* **Source document**
···
Immunological characterization of missense mutations occurring within cytotoxic T cell‐defined p53 epitopes in HLA‐A*0201 + squamous cell carcinomas of the head and neck

Abstract Previous analyses of p53 in 40 HLA‐A*0201(HLA‐A2) + squamous cell carcinomas of the head and neck (SCCHN) indicated that 6/13 p53 missense mutations that were detected, S149C, T150R, V157F, Y220C, Y220H and E271K, occurred within HLA‐A2‐restricted cytotoxic T lymphocyte (CTL)‐defined p53 epitopes. Of the 6, the p53 S149C, Y220C and Y220H peptides were immunogenic. Anti‐p53 mutant S149C and Y220H effector cells cross‐reacted against the parental wild type sequence (wt) p53 peptides, whereas anti‐p53 Y220C effector cells were specific for the mutant peptide, p53 Y220C cDNA‐transfected HLA‐A2 + SaOS cells, and an HLA‐A2 + SCCHN cell line naturally expressing the mutation. These results indicate that the p53 Y220C mutation can be processed and presented for CD8 + T cell recognition. Furthermore, using an autologous PBMC/tumor system, anti‐p53 Y220C peptide‐effector cells recognizing the autologous tumor could also be generated. Our analysis of p53 in 10 additional HLA‐A2 + SCCHN tumors detected the p53 Y220C in 2/10 tumors raising the overall frequency of the p53 Y220C mutation to 6/50 (12%) HLA‐A2 + SCCHN tumors. In contrast, independent of their HLA class I genotypes, the p53 Y220C mutation frequency for all human tumors analyzed to date is ∼1.5%. This unexpectedly high frequency of the p53 Y220C mutation in HLA‐A2 + SCCHN suggests that vaccines targeting this mutation would not only be expected to induce robust anti‐tumor immune responses in HLA‐A2 + subjects, but also be more widely applicable than previously envisioned for any given p53 missense mutation. © 2007 Wiley‐Liss, Inc.
···
* **Supplied information**
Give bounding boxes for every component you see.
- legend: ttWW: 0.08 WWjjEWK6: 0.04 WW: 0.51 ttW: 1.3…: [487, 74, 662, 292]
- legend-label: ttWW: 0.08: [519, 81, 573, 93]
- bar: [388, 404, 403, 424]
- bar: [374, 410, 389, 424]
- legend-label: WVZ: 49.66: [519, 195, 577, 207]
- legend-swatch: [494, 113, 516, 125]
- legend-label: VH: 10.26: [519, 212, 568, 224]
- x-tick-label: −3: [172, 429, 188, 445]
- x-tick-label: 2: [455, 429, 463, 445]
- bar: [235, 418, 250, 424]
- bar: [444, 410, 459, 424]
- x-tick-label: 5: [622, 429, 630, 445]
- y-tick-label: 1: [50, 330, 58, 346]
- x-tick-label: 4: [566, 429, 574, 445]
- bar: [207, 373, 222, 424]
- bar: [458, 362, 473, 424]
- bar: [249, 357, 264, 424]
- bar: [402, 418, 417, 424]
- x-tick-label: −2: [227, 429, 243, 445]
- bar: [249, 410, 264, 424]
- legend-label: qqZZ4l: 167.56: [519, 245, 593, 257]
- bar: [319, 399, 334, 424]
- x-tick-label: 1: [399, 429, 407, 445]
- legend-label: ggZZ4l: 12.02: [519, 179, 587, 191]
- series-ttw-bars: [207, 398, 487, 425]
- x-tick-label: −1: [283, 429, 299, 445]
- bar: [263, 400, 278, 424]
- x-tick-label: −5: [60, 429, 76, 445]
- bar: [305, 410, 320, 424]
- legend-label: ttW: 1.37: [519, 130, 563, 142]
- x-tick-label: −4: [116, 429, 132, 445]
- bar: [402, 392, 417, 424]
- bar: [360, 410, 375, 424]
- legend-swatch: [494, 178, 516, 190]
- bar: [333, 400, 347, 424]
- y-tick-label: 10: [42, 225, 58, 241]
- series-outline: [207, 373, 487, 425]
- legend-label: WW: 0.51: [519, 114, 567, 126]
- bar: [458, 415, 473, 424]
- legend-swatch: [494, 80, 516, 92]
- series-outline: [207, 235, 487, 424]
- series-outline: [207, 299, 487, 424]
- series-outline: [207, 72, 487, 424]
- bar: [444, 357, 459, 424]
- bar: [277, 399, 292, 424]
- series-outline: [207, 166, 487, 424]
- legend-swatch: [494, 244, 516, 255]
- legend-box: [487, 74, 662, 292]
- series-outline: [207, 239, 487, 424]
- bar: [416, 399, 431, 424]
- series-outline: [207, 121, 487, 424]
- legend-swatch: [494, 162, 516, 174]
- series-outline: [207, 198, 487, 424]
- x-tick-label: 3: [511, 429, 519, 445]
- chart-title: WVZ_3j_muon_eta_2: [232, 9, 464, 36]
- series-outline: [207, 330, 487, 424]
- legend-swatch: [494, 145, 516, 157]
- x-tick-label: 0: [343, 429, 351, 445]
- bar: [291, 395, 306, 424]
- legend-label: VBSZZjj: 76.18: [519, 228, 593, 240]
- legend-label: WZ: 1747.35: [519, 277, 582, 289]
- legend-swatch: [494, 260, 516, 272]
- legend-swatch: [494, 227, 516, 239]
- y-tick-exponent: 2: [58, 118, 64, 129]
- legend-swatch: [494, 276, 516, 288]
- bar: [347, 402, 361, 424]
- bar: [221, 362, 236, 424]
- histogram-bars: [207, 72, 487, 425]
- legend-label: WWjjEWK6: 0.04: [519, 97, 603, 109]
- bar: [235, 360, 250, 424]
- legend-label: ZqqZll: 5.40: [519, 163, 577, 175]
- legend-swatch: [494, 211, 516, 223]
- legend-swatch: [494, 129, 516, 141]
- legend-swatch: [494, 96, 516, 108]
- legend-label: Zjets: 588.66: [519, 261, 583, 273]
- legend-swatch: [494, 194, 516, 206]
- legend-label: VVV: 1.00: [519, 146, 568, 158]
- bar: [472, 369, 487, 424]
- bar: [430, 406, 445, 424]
···
* **What the task asks**
From the abstract on p53 mutations in head and neck cancers, list every p53 missense mutation it names as falling inside an HLA-A2-restricted CTL-defined p53 epitope.

* **Completed task**
S149C, T150R, V157F, Y220C, Y220H, E271K